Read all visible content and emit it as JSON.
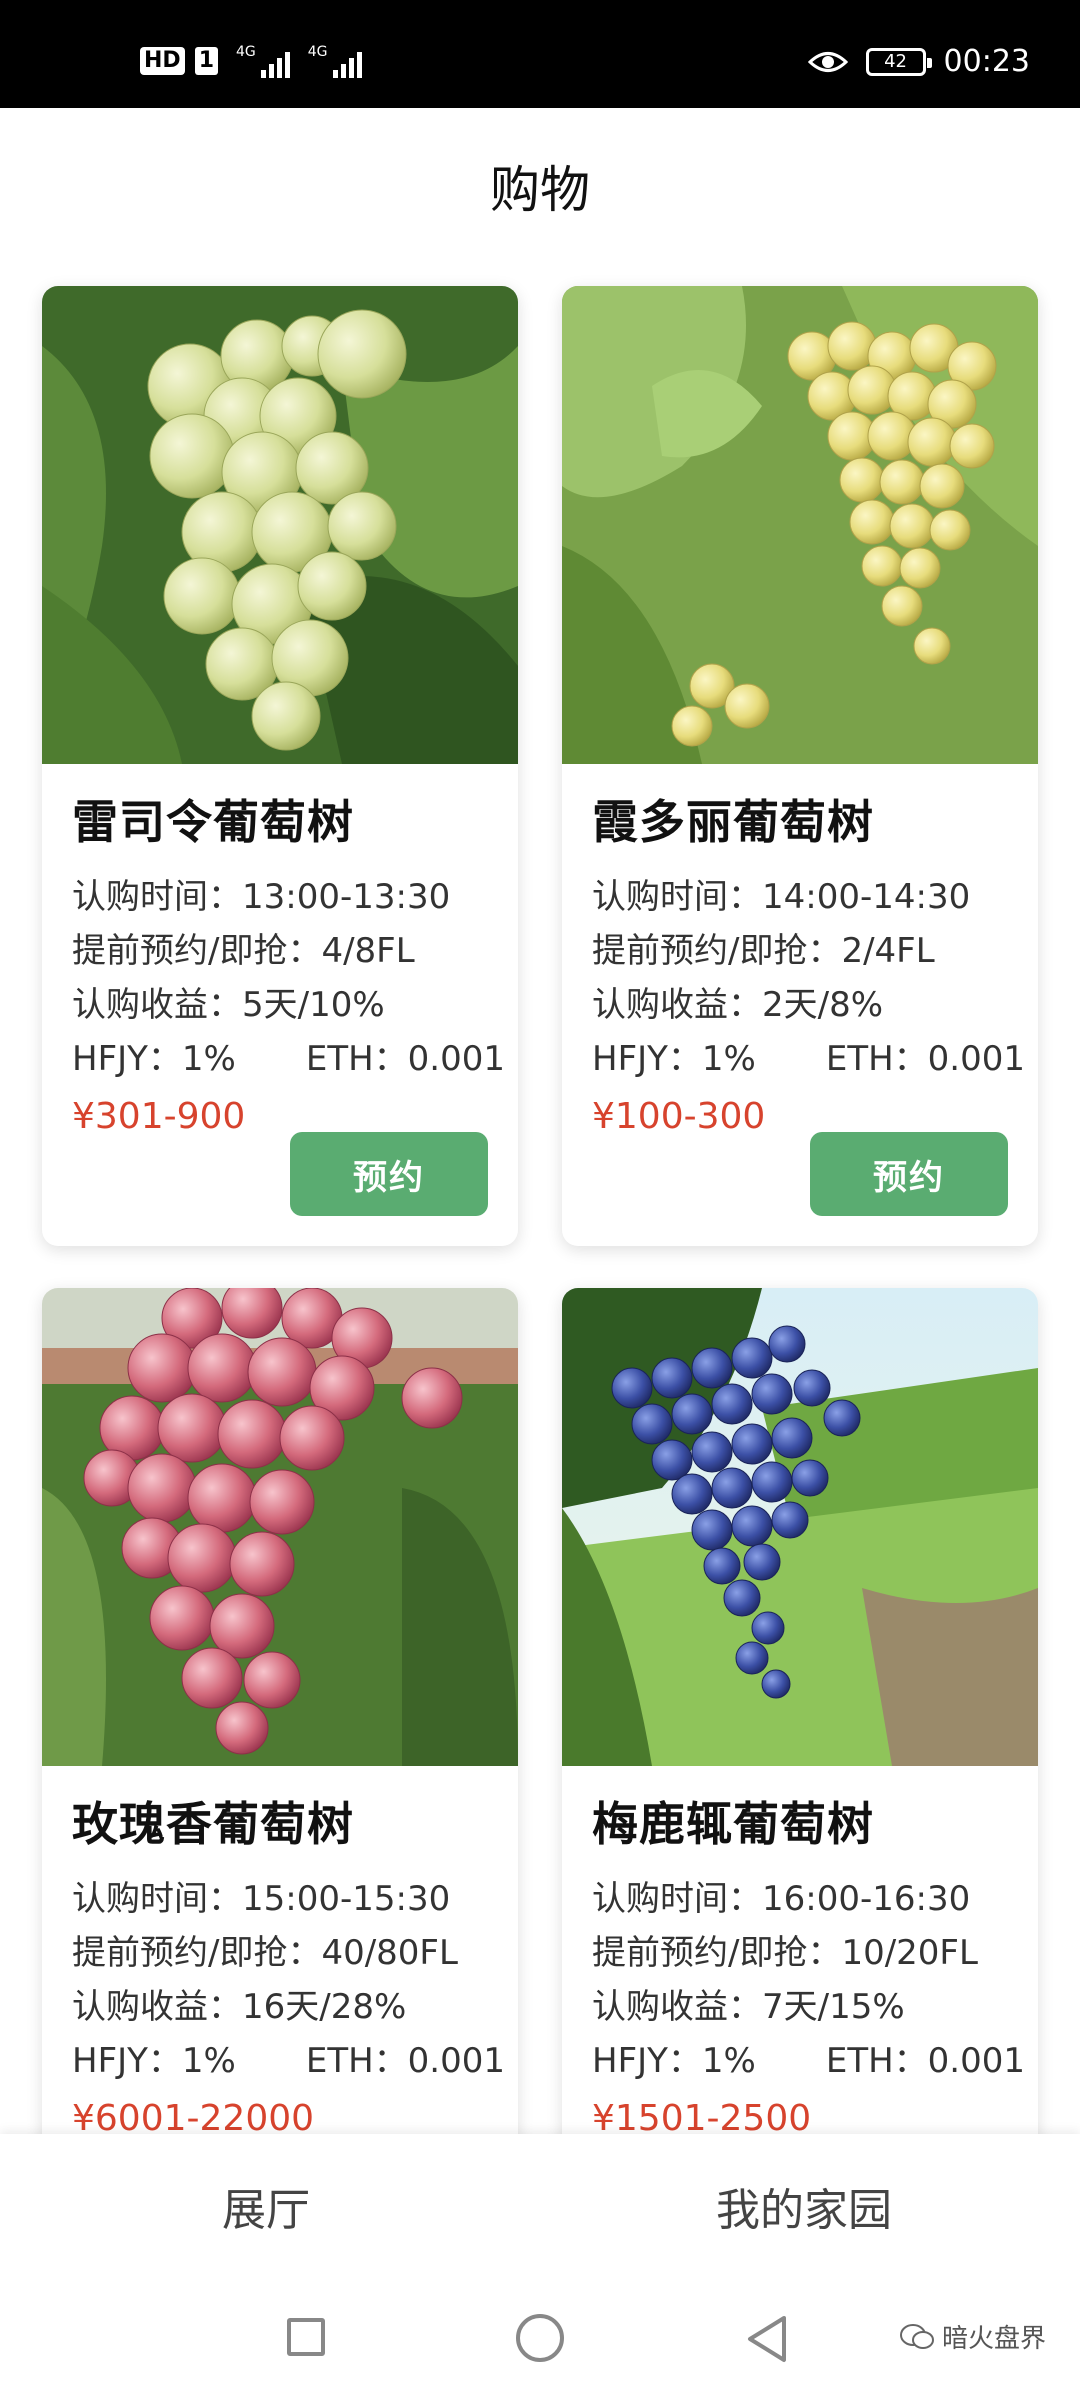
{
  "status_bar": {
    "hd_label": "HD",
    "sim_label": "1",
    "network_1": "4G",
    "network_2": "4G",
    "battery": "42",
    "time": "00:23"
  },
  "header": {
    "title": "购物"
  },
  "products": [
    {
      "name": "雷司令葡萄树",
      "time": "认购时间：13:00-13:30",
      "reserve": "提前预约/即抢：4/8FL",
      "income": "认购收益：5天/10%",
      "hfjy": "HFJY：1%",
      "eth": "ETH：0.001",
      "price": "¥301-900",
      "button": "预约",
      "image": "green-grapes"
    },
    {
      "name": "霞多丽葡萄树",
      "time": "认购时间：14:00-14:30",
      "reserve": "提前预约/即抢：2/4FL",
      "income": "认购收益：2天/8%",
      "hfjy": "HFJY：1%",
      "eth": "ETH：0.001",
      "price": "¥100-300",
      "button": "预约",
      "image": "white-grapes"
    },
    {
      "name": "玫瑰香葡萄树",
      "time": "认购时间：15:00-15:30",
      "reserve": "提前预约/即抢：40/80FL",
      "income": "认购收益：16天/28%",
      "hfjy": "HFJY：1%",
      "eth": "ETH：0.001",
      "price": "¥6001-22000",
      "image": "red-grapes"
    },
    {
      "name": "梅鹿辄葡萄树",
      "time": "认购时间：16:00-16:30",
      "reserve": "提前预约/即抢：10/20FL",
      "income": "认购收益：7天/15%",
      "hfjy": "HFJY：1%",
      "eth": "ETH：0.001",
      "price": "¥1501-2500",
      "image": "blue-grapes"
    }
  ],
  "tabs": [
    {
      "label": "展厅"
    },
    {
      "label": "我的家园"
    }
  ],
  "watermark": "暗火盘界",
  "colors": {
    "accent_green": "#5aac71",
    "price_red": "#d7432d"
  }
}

:::

### WORK TO BE COMPLETED
Ascertain the number of lines in the entries that include the word "提前预约", and report only that number.

### SOLUTION BELOW
4